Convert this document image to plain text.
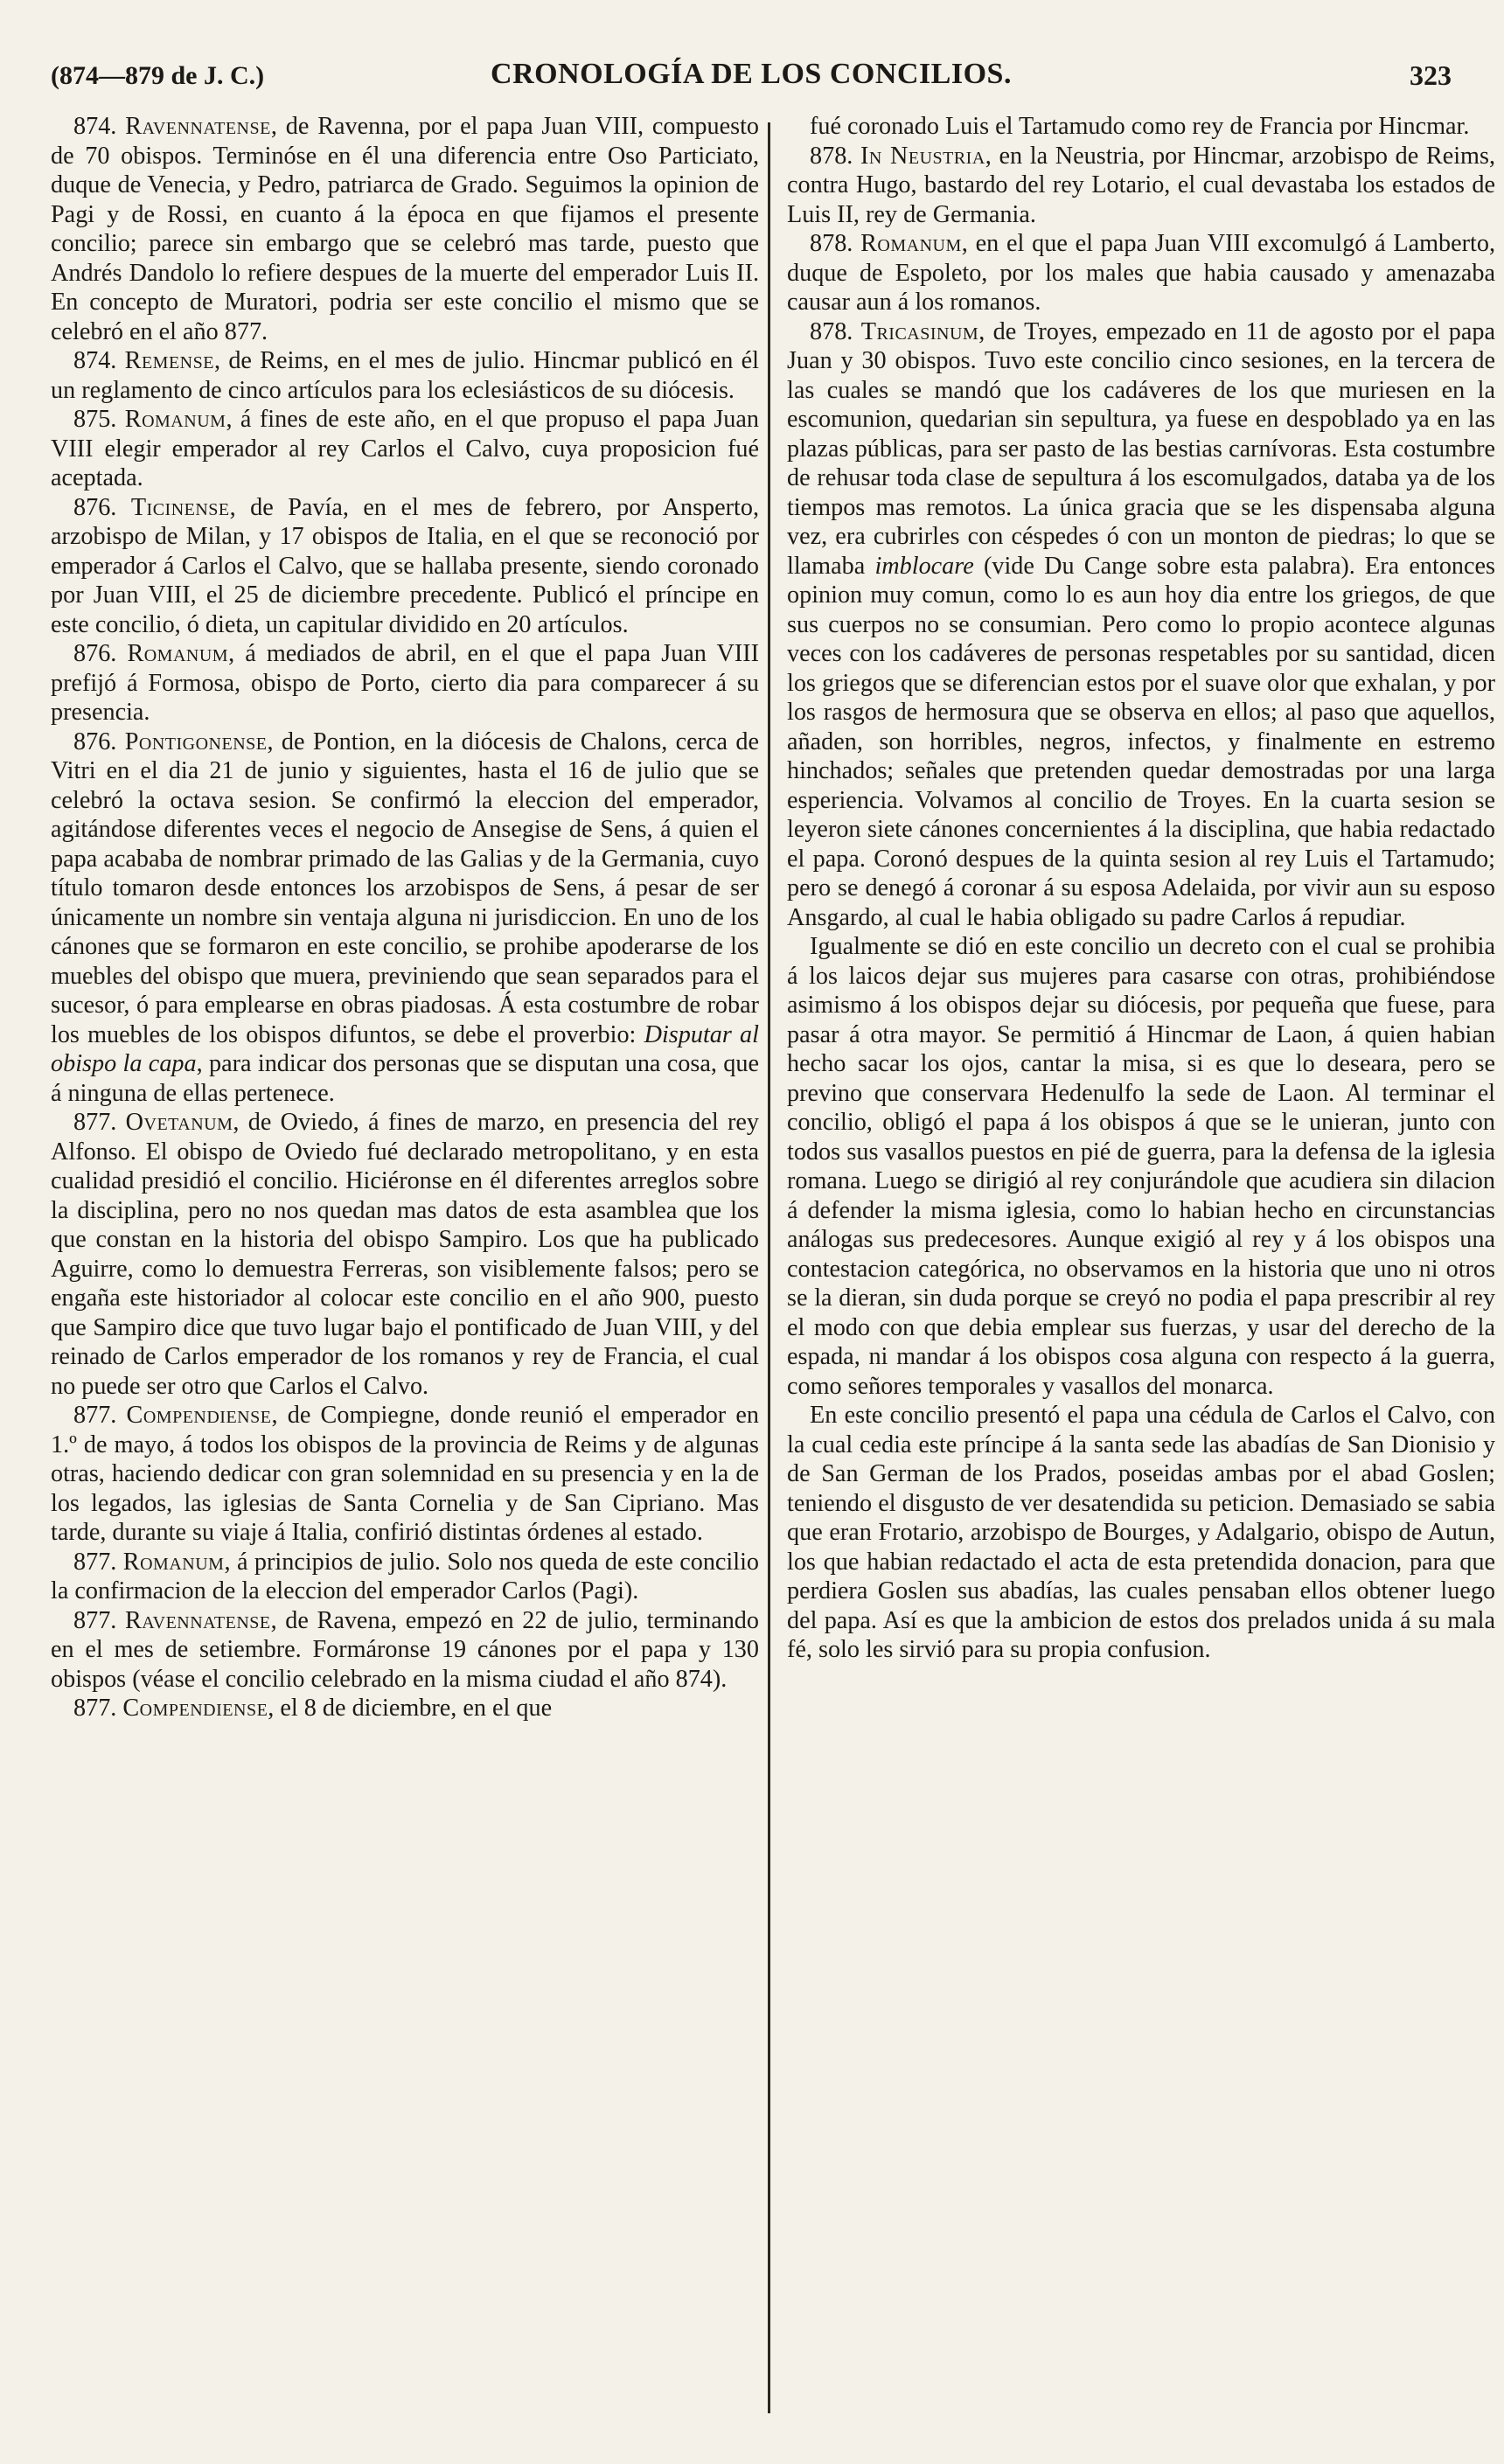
(874—879 de J. C.)	CRONOLOGÍA DE LOS CONCILIOS.	323

874. Ravennatense, de Ravenna, por el papa Juan VIII, compuesto de 70 obispos. Terminóse en él una diferencia entre Oso Particiato, duque de Venecia, y Pedro, patriarca de Grado. Seguimos la opinion de Pagi y de Rossi, en cuanto á la época en que fijamos el presente concilio; parece sin embargo que se celebró mas tarde, puesto que Andrés Dandolo lo refiere despues de la muerte del emperador Luis II. En concepto de Muratori, podria ser este concilio el mismo que se celebró en el año 877.

874. Remense, de Reims, en el mes de julio. Hincmar publicó en él un reglamento de cinco artículos para los eclesiásticos de su diócesis.

875. Romanum, á fines de este año, en el que propuso el papa Juan VIII elegir emperador al rey Carlos el Calvo, cuya proposicion fué aceptada.

876. Ticinense, de Pavía, en el mes de febrero, por Ansperto, arzobispo de Milan, y 17 obispos de Italia, en el que se reconoció por emperador á Carlos el Calvo, que se hallaba presente, siendo coronado por Juan VIII, el 25 de diciembre precedente. Publicó el príncipe en este concilio, ó dieta, un capitular dividido en 20 artículos.

876. Romanum, á mediados de abril, en el que el papa Juan VIII prefijó á Formosa, obispo de Porto, cierto dia para comparecer á su presencia.

876. Pontigonense, de Pontion, en la diócesis de Chalons, cerca de Vitri en el dia 21 de junio y siguientes, hasta el 16 de julio que se celebró la octava sesion. Se confirmó la eleccion del emperador, agitándose diferentes veces el negocio de Ansegise de Sens, á quien el papa acababa de nombrar primado de las Galias y de la Germania, cuyo título tomaron desde entonces los arzobispos de Sens, á pesar de ser únicamente un nombre sin ventaja alguna ni jurisdiccion. En uno de los cánones que se formaron en este concilio, se prohibe apoderarse de los muebles del obispo que muera, previniendo que sean separados para el sucesor, ó para emplearse en obras piadosas. Á esta costumbre de robar los muebles de los obispos difuntos, se debe el proverbio: Disputar al obispo la capa, para indicar dos personas que se disputan una cosa, que á ninguna de ellas pertenece.

877. Ovetanum, de Oviedo, á fines de marzo, en presencia del rey Alfonso. El obispo de Oviedo fué declarado metropolitano, y en esta cualidad presidió el concilio. Hiciéronse en él diferentes arreglos sobre la disciplina, pero no nos quedan mas datos de esta asamblea que los que constan en la historia del obispo Sampiro. Los que ha publicado Aguirre, como lo demuestra Ferreras, son visiblemente falsos; pero se engaña este historiador al colocar este concilio en el año 900, puesto que Sampiro dice que tuvo lugar bajo el pontificado de Juan VIII, y del reinado de Carlos emperador de los romanos y rey de Francia, el cual no puede ser otro que Carlos el Calvo.

877. Compendiense, de Compiegne, donde reunió el emperador en 1.º de mayo, á todos los obispos de la provincia de Reims y de algunas otras, haciendo dedicar con gran solemnidad en su presencia y en la de los legados, las iglesias de Santa Cornelia y de San Cipriano. Mas tarde, durante su viaje á Italia, confirió distintas órdenes al estado.

877. Romanum, á principios de julio. Solo nos queda de este concilio la confirmacion de la eleccion del emperador Carlos (Pagi).

877. Ravennatense, de Ravena, empezó en 22 de julio, terminando en el mes de setiembre. Formáronse 19 cánones por el papa y 130 obispos (véase el concilio celebrado en la misma ciudad el año 874).

877. Compendiense, el 8 de diciembre, en el que

fué coronado Luis el Tartamudo como rey de Francia por Hincmar.

878. In Neustria, en la Neustria, por Hincmar, arzobispo de Reims, contra Hugo, bastardo del rey Lotario, el cual devastaba los estados de Luis II, rey de Germania.

878. Romanum, en el que el papa Juan VIII excomulgó á Lamberto, duque de Espoleto, por los males que habia causado y amenazaba causar aun á los romanos.

878. Tricasinum, de Troyes, empezado en 11 de agosto por el papa Juan y 30 obispos. Tuvo este concilio cinco sesiones, en la tercera de las cuales se mandó que los cadáveres de los que muriesen en la escomunion, quedarian sin sepultura, ya fuese en despoblado ya en las plazas públicas, para ser pasto de las bestias carnívoras. Esta costumbre de rehusar toda clase de sepultura á los escomulgados, databa ya de los tiempos mas remotos. La única gracia que se les dispensaba alguna vez, era cubrirles con céspedes ó con un monton de piedras; lo que se llamaba imblocare (vide Du Cange sobre esta palabra). Era entonces opinion muy comun, como lo es aun hoy dia entre los griegos, de que sus cuerpos no se consumian. Pero como lo propio acontece algunas veces con los cadáveres de personas respetables por su santidad, dicen los griegos que se diferencian estos por el suave olor que exhalan, y por los rasgos de hermosura que se observa en ellos; al paso que aquellos, añaden, son horribles, negros, infectos, y finalmente en estremo hinchados; señales que pretenden quedar demostradas por una larga esperiencia. Volvamos al concilio de Troyes. En la cuarta sesion se leyeron siete cánones concernientes á la disciplina, que habia redactado el papa. Coronó despues de la quinta sesion al rey Luis el Tartamudo; pero se denegó á coronar á su esposa Adelaida, por vivir aun su esposo Ansgardo, al cual le habia obligado su padre Carlos á repudiar.

Igualmente se dió en este concilio un decreto con el cual se prohibia á los laicos dejar sus mujeres para casarse con otras, prohibiéndose asimismo á los obispos dejar su diócesis, por pequeña que fuese, para pasar á otra mayor. Se permitió á Hincmar de Laon, á quien habian hecho sacar los ojos, cantar la misa, si es que lo deseara, pero se previno que conservara Hedenulfo la sede de Laon. Al terminar el concilio, obligó el papa á los obispos á que se le unieran, junto con todos sus vasallos puestos en pié de guerra, para la defensa de la iglesia romana. Luego se dirigió al rey conjurándole que acudiera sin dilacion á defender la misma iglesia, como lo habian hecho en circunstancias análogas sus predecesores. Aunque exigió al rey y á los obispos una contestacion categórica, no observamos en la historia que uno ni otros se la dieran, sin duda porque se creyó no podia el papa prescribir al rey el modo con que debia emplear sus fuerzas, y usar del derecho de la espada, ni mandar á los obispos cosa alguna con respecto á la guerra, como señores temporales y vasallos del monarca.

En este concilio presentó el papa una cédula de Carlos el Calvo, con la cual cedia este príncipe á la santa sede las abadías de San Dionisio y de San German de los Prados, poseidas ambas por el abad Goslen; teniendo el disgusto de ver desatendida su peticion. Demasiado se sabia que eran Frotario, arzobispo de Bourges, y Adalgario, obispo de Autun, los que habian redactado el acta de esta pretendida donacion, para que perdiera Goslen sus abadías, las cuales pensaban ellos obtener luego del papa. Así es que la ambicion de estos dos prelados unida á su mala fé, solo les sirvió para su propia confusion.
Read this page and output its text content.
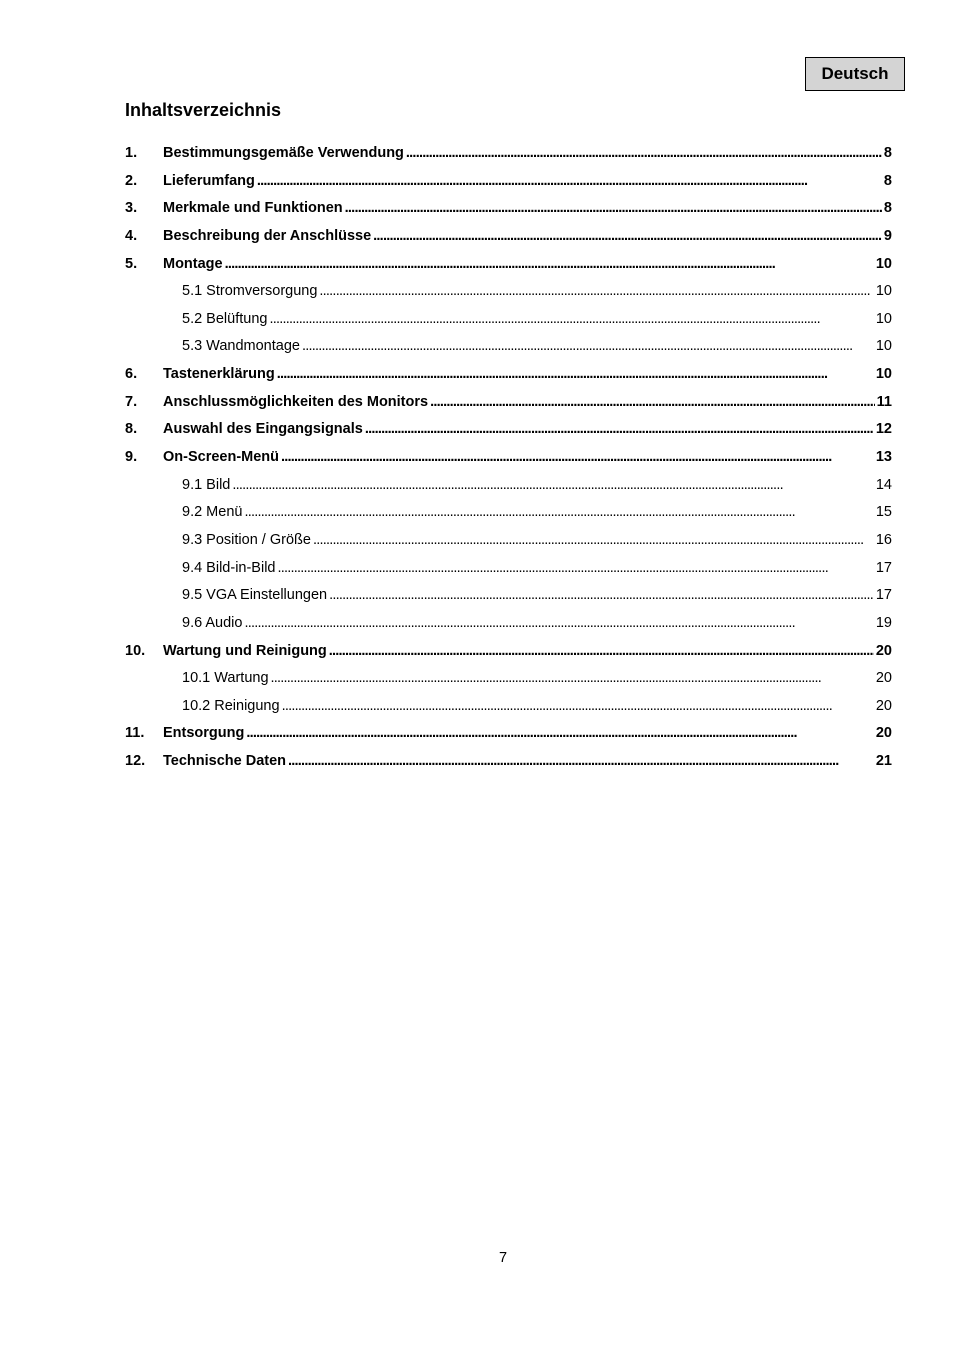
Deutsch
Inhaltsverzeichnis
1.	Bestimmungsgemäße Verwendung . . .	8
2.	Lieferumfang . . .	8
3.	Merkmale und Funktionen . . .	8
4.	Beschreibung der Anschlüsse . . .	9
5.	Montage . . .	10
5.1 Stromversorgung . . .	10
5.2 Belüftung . . .	10
5.3 Wandmontage . . .	10
6.	Tastenerklärung . . .	10
7.	Anschlussmöglichkeiten des Monitors . . .	11
8.	Auswahl des Eingangsignals . . .	12
9.	On-Screen-Menü . . .	13
9.1 Bild . . .	14
9.2 Menü . . .	15
9.3 Position / Größe . . .	16
9.4 Bild-in-Bild . . .	17
9.5 VGA Einstellungen . . .	17
9.6 Audio . . .	19
10.	Wartung und Reinigung . . .	20
10.1 Wartung . . .	20
10.2 Reinigung . . .	20
11.	Entsorgung . . .	20
12.	Technische Daten . . .	21
7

......

- _WORK INSTRUCTIONS_: State how many lines of the entries above include the word "duque", offering no text other than the number.

- _COMPLETE RESPONSE_: 2